Recorded data:
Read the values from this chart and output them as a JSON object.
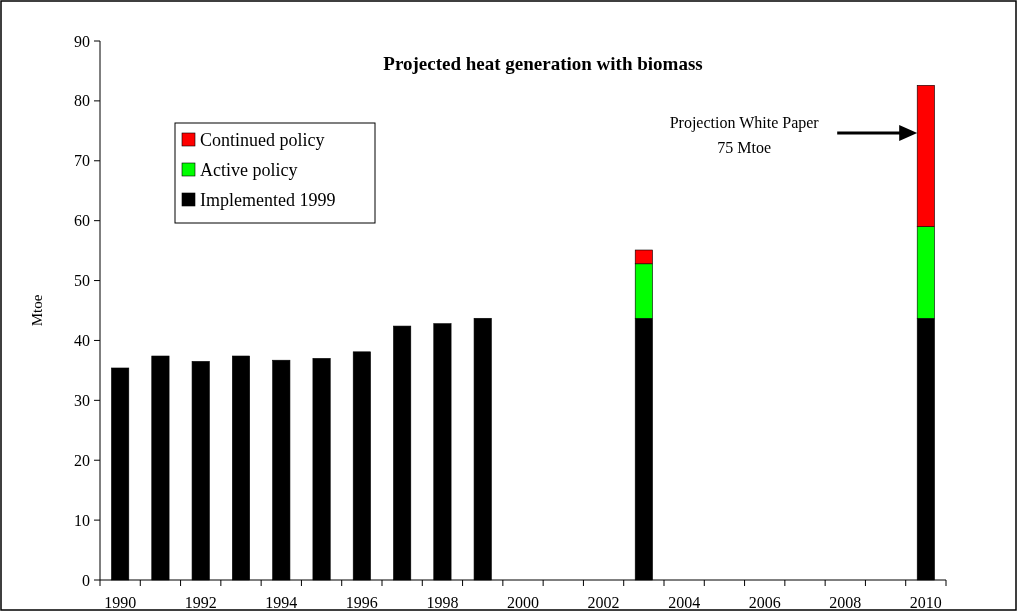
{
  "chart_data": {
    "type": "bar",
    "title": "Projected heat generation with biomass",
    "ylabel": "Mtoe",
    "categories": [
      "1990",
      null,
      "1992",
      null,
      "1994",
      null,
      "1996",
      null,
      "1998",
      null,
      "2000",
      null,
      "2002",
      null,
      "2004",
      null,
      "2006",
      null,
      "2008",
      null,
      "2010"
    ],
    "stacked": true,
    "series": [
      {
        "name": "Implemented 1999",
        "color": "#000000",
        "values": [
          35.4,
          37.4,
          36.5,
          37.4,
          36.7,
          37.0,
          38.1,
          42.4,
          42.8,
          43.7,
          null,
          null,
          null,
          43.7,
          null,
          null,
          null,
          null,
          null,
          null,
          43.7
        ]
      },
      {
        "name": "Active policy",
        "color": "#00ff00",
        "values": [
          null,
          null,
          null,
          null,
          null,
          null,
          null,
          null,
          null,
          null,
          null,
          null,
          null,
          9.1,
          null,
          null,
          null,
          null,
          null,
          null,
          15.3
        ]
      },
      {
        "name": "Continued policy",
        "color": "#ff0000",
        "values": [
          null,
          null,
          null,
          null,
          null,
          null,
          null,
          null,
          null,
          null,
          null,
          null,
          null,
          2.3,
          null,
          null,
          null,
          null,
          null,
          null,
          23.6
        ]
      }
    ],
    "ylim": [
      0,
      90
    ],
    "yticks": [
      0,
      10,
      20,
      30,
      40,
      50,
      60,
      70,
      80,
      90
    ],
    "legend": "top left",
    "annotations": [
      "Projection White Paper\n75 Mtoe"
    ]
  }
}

Task instructions: From the entries above, return each line with the word "Mtoe" in it.

Completed task:
    "ylabel": "Mtoe",
      "Projection White Paper\n75 Mtoe"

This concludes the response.